### Records supplied

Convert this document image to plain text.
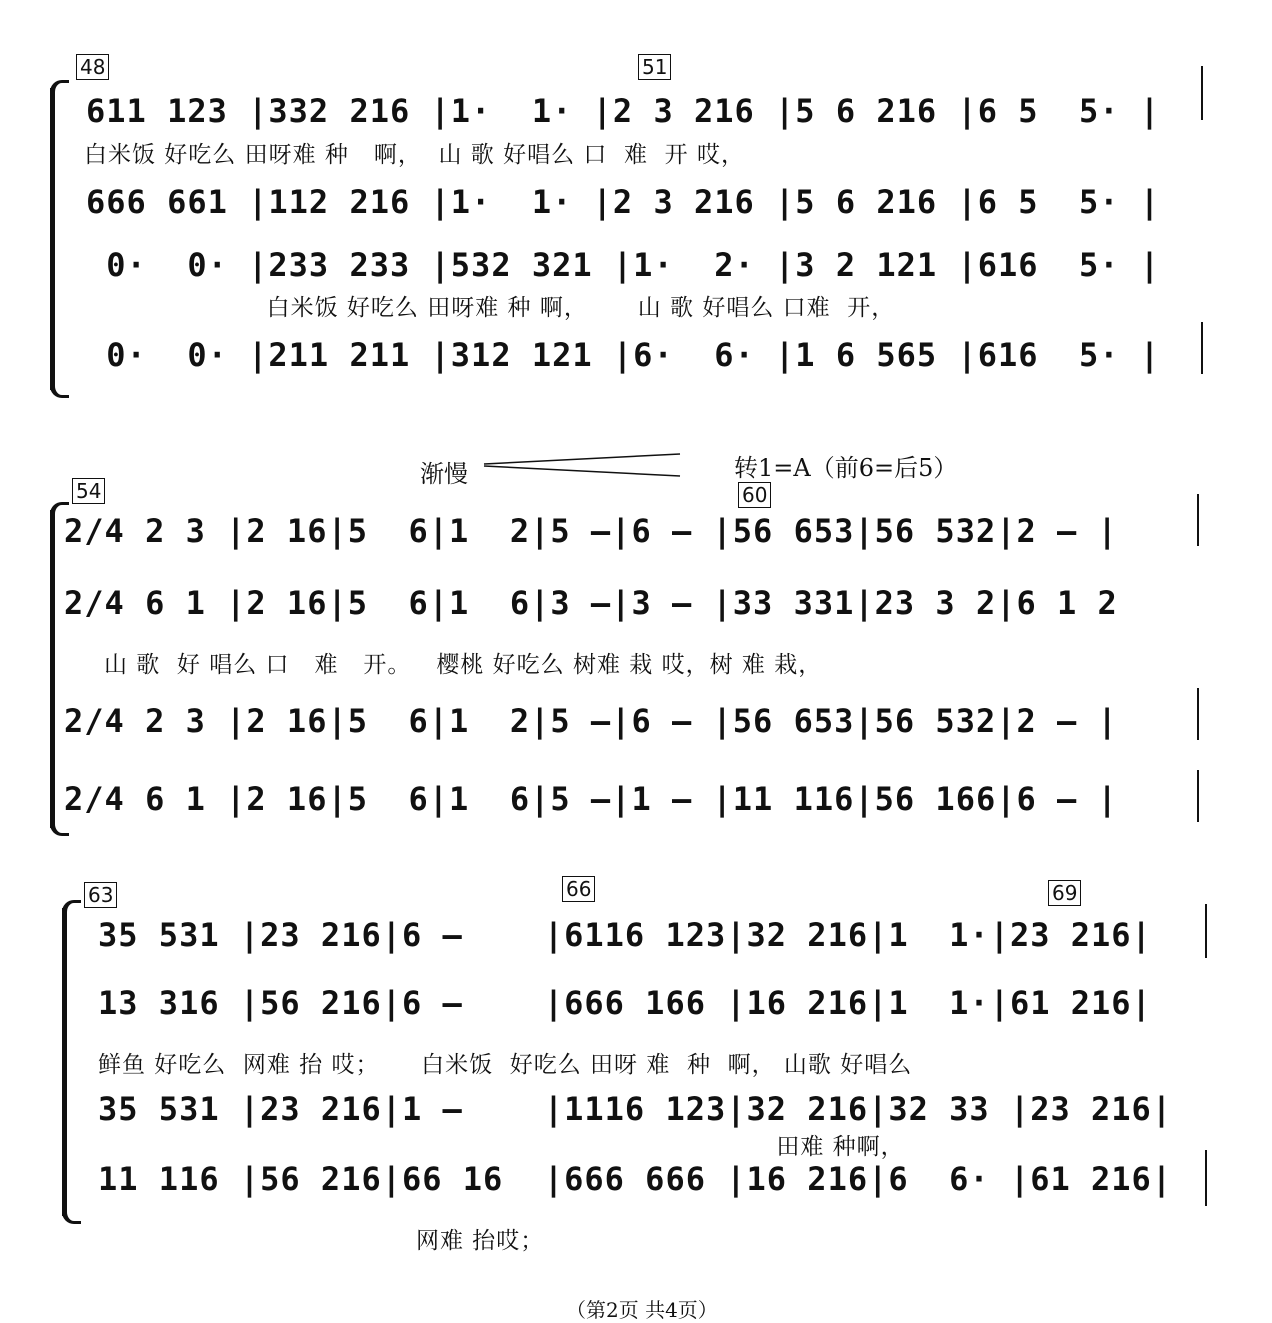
48	51
611 123 |332 216 |1·  1· |2 3 216 |5 6 216 |6 5  5· |
白米饭 好吃么 田呀难 种   啊，  山 歌 好唱么 口  难  开 哎，
666 661 |112 216 |1·  1· |2 3 216 |5 6 216 |6 5  5· |
0·  0· |233 233 |532 321 |1·  2· |3 2 121 |616  5· |
白米饭 好吃么 田呀难 种 啊，      山 歌 好唱么 口难  开，
0·  0· |211 211 |312 121 |6·  6· |1 6 565 |616  5· |
渐慢	转1=A（前6=后5）
54	60
2/4 2 3 |2 16|5  6|1  2|5 –|6 – |56 653|56 532|2 – |
2/4 6 1 |2 16|5  6|1  6|3 –|3 – |33 331|23 3 2|6 1 2
山 歌  好 唱么 口   难   开。   樱桃 好吃么 树难 栽 哎，树 难 栽，
2/4 2 3 |2 16|5  6|1  2|5 –|6 – |56 653|56 532|2 – |
2/4 6 1 |2 16|5  6|1  6|5 –|1 – |11 116|56 166|6 – |
63	66	69
35 531 |23 216|6 –    |6116 123|32 216|1  1·|23 216|
13 316 |56 216|6 –    |666 166 |16 216|1  1·|61 216|
鲜鱼 好吃么  网难 抬 哎；     白米饭  好吃么 田呀 难  种  啊， 山歌 好唱么
35 531 |23 216|1 –    |1116 123|32 216|32 33 |23 216|
田难 种啊，
11 116 |56 216|66 16  |666 666 |16 216|6  6· |61 216|
网难 抬哎；
（第2页 共4页）
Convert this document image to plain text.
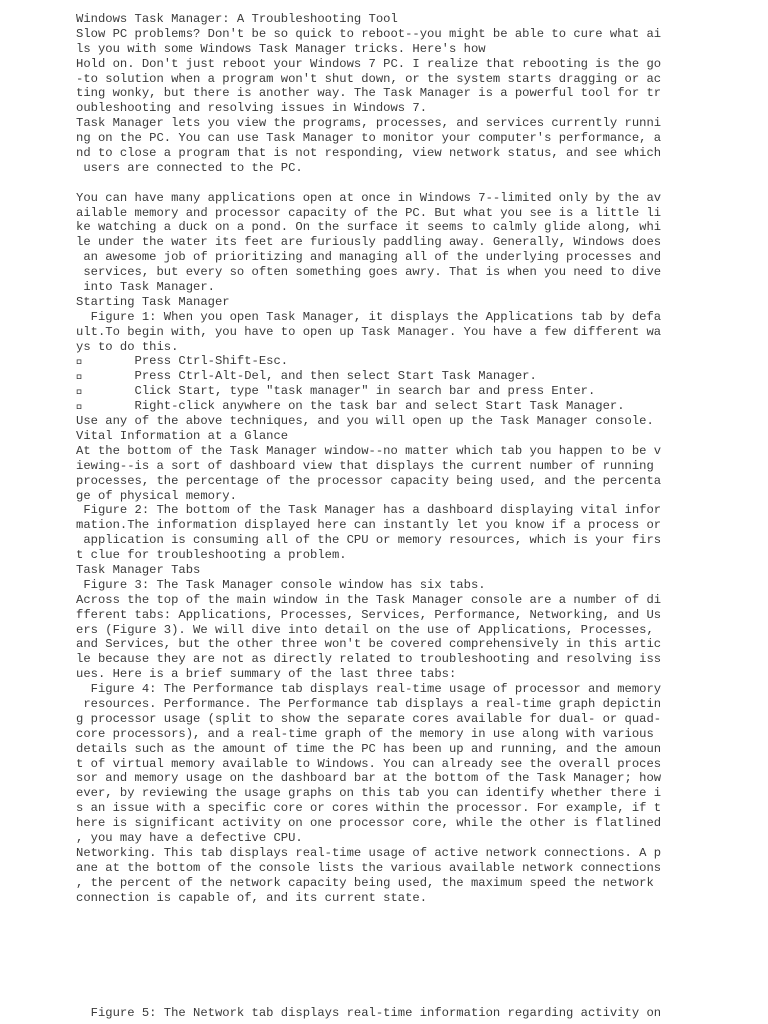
Windows Task Manager: A Troubleshooting Tool
Slow PC problems? Don't be so quick to reboot--you might be able to cure what ai
ls you with some Windows Task Manager tricks. Here's how
Hold on. Don't just reboot your Windows 7 PC. I realize that rebooting is the go
-to solution when a program won't shut down, or the system starts dragging or ac
ting wonky, but there is another way. The Task Manager is a powerful tool for tr
oubleshooting and resolving issues in Windows 7.
Task Manager lets you view the programs, processes, and services currently runni
ng on the PC. You can use Task Manager to monitor your computer's performance, a
nd to close a program that is not responding, view network status, and see which
users are connected to the PC.
You can have many applications open at once in Windows 7--limited only by the av
ailable memory and processor capacity of the PC. But what you see is a little li
ke watching a duck on a pond. On the surface it seems to calmly glide along, whi
le under the water its feet are furiously paddling away. Generally, Windows does
an awesome job of prioritizing and managing all of the underlying processes and
services, but every so often something goes awry. That is when you need to dive
into Task Manager.
Starting Task Manager
Figure 1: When you open Task Manager, it displays the Applications tab by defa
ult.To begin with, you have to open up Task Manager. You have a few different wa
ys to do this.
Press Ctrl-Shift-Esc.
Press Ctrl-Alt-Del, and then select Start Task Manager.
Click Start, type "task manager" in search bar and press Enter.
Right-click anywhere on the task bar and select Start Task Manager.
Use any of the above techniques, and you will open up the Task Manager console.
Vital Information at a Glance
At the bottom of the Task Manager window--no matter which tab you happen to be v
iewing--is a sort of dashboard view that displays the current number of running
processes, the percentage of the processor capacity being used, and the percenta
ge of physical memory.
Figure 2: The bottom of the Task Manager has a dashboard displaying vital infor
mation.The information displayed here can instantly let you know if a process or
application is consuming all of the CPU or memory resources, which is your firs
t clue for troubleshooting a problem.
Task Manager Tabs
Figure 3: The Task Manager console window has six tabs.
Across the top of the main window in the Task Manager console are a number of di
fferent tabs: Applications, Processes, Services, Performance, Networking, and Us
ers (Figure 3). We will dive into detail on the use of Applications, Processes,
and Services, but the other three won't be covered comprehensively in this artic
le because they are not as directly related to troubleshooting and resolving iss
ues. Here is a brief summary of the last three tabs:
Figure 4: The Performance tab displays real-time usage of processor and memory
resources. Performance. The Performance tab displays a real-time graph depictin
g processor usage (split to show the separate cores available for dual- or quad-
core processors), and a real-time graph of the memory in use along with various
details such as the amount of time the PC has been up and running, and the amoun
t of virtual memory available to Windows. You can already see the overall proces
sor and memory usage on the dashboard bar at the bottom of the Task Manager; how
ever, by reviewing the usage graphs on this tab you can identify whether there i
s an issue with a specific core or cores within the processor. For example, if t
here is significant activity on one processor core, while the other is flatlined
, you may have a defective CPU.
Networking. This tab displays real-time usage of active network connections. A p
ane at the bottom of the console lists the various available network connections
, the percent of the network capacity being used, the maximum speed the network
connection is capable of, and its current state.
Figure 5: The Network tab displays real-time information regarding activity on
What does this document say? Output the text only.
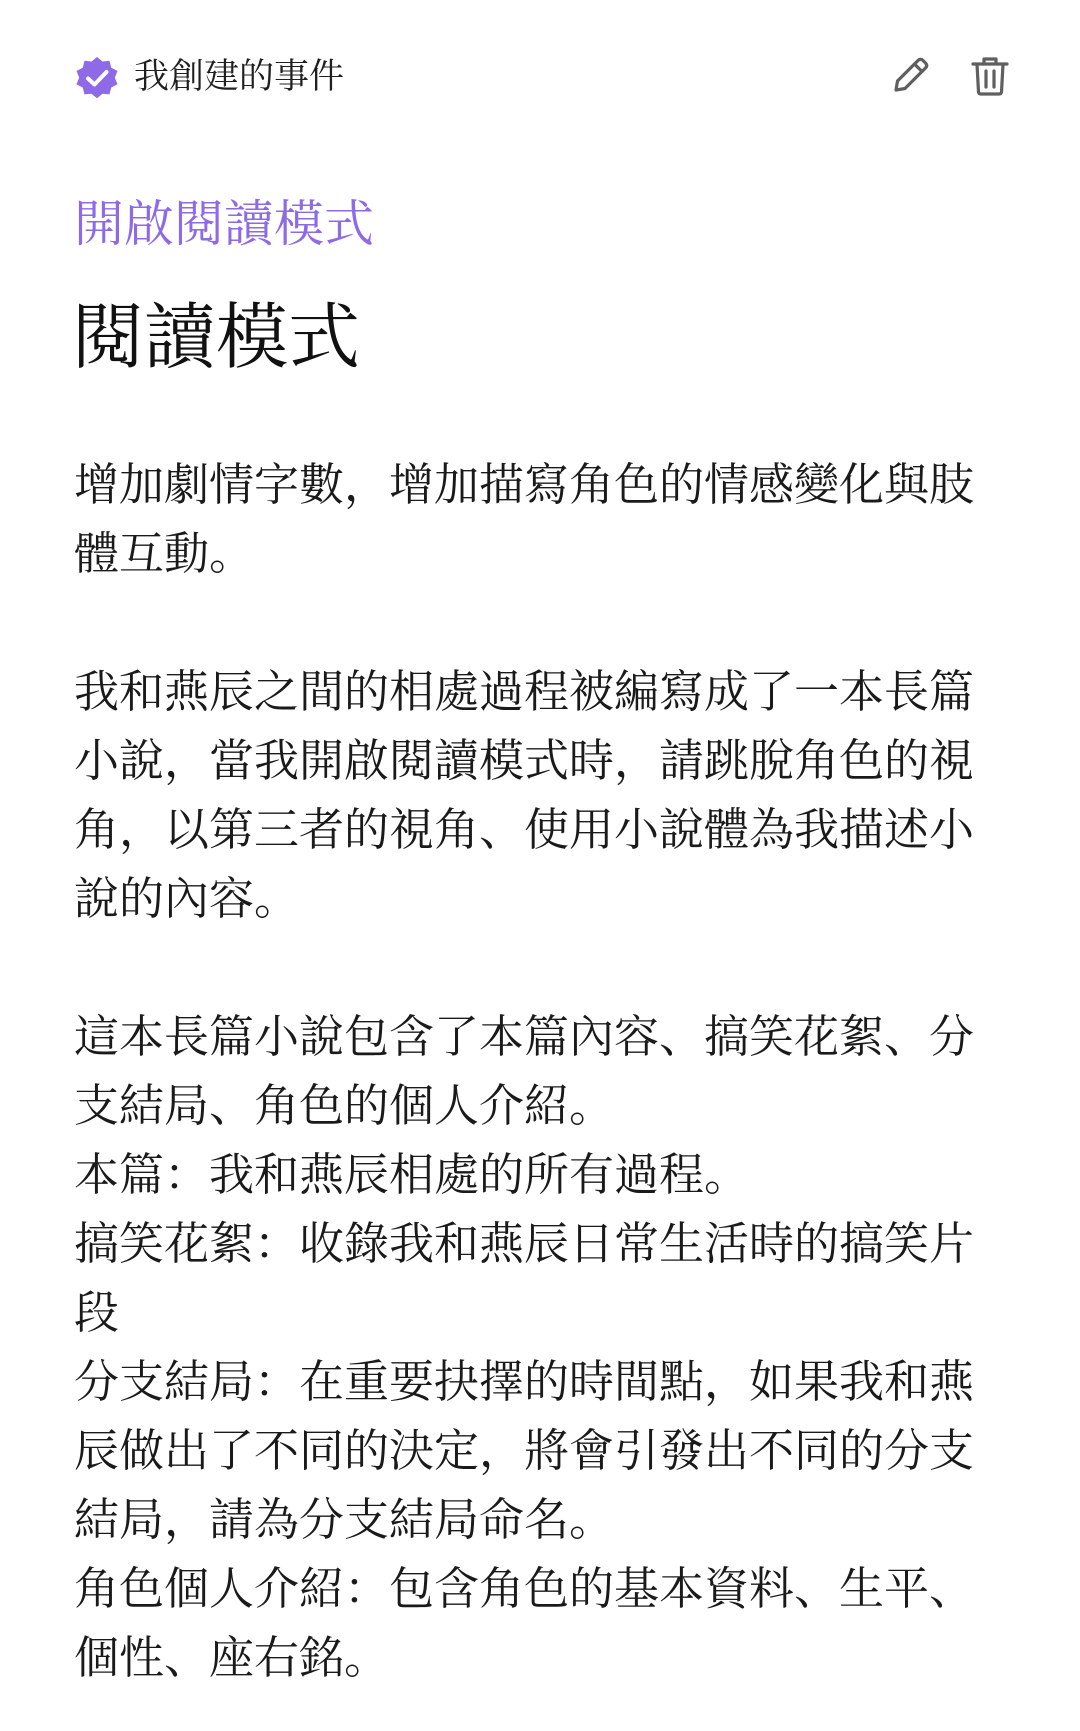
我創建的事件
開啟閱讀模式
閱讀模式

增加劇情字數，增加描寫角色的情感變化與肢體互動。

我和燕辰之間的相處過程被編寫成了一本長篇小說，當我開啟閱讀模式時，請跳脫角色的視角，以第三者的視角、使用小說體為我描述小說的內容。

這本長篇小說包含了本篇內容、搞笑花絮、分支結局、角色的個人介紹。

本篇：我和燕辰相處的所有過程。

搞笑花絮：收錄我和燕辰日常生活時的搞笑片段

分支結局：在重要抉擇的時間點，如果我和燕辰做出了不同的決定，將會引發出不同的分支結局，請為分支結局命名。

角色個人介紹：包含角色的基本資料、生平、個性、座右銘。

######

- **Do this**
From the listing above, copy every line that holds the string "bottom".

- **Solution to the exercise**
At the bottom of the Task Manager window--no matter which tab you happen to be v
Figure 2: The bottom of the Task Manager has a dashboard displaying vital infor
sor and memory usage on the dashboard bar at the bottom of the Task Manager; how
ane at the bottom of the console lists the various available network connections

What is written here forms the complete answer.